▸ Exercise directions
Tally up how many lines in the listing below contain the string "name", and give only the total.

▸ Dataset records

· · · · ·

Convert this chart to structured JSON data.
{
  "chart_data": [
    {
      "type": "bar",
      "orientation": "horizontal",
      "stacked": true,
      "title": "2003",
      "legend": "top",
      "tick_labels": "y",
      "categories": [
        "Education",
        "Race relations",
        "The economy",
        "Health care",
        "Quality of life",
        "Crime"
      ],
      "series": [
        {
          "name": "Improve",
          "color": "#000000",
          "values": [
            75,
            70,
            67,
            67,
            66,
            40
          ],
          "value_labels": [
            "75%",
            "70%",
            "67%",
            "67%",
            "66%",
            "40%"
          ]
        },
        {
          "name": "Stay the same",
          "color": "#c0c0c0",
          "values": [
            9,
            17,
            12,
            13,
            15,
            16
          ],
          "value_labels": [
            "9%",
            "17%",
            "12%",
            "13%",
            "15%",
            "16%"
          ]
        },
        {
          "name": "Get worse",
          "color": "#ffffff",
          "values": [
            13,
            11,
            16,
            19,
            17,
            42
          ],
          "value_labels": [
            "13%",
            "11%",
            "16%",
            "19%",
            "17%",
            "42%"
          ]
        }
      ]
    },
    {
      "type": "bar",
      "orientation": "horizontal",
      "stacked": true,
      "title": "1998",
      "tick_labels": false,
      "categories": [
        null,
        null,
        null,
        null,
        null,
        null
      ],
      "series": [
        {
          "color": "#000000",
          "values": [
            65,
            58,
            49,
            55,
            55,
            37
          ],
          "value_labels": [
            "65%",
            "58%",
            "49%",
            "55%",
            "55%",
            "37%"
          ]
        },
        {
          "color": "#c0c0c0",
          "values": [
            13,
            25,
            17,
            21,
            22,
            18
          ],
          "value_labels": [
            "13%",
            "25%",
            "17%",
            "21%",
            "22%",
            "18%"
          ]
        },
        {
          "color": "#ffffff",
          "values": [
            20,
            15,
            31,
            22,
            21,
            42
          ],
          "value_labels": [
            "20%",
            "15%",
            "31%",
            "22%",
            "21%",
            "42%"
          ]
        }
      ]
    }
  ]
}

· · · · ·

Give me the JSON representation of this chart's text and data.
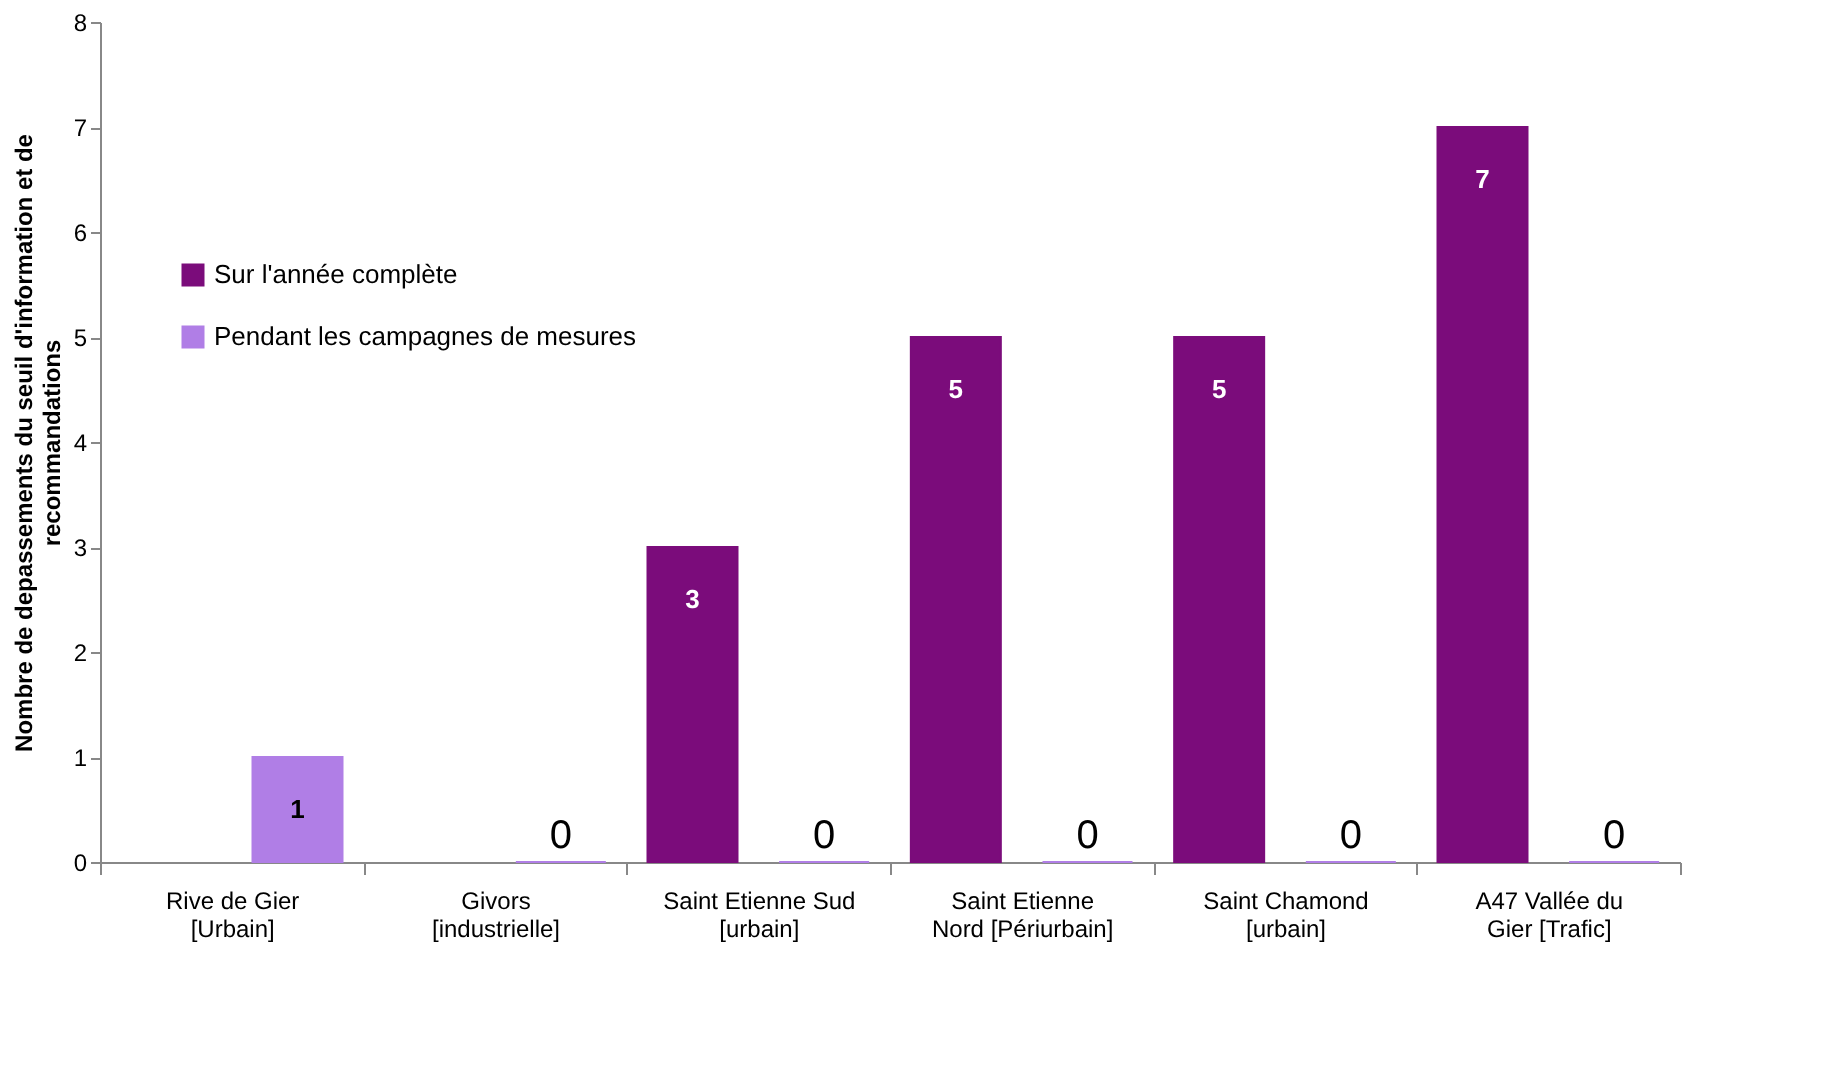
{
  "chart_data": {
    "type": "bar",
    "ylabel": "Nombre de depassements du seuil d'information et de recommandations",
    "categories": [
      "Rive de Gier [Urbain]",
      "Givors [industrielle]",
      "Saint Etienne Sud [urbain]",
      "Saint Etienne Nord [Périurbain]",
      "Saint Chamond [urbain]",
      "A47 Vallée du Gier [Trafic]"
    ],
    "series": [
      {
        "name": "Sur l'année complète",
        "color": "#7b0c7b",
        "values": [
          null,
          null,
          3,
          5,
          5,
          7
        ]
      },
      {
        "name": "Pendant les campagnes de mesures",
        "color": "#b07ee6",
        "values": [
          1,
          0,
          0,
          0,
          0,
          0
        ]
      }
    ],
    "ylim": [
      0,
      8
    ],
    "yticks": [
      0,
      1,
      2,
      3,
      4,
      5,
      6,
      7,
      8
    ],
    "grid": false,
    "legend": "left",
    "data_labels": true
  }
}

· · · · ·

▸ Full answer
5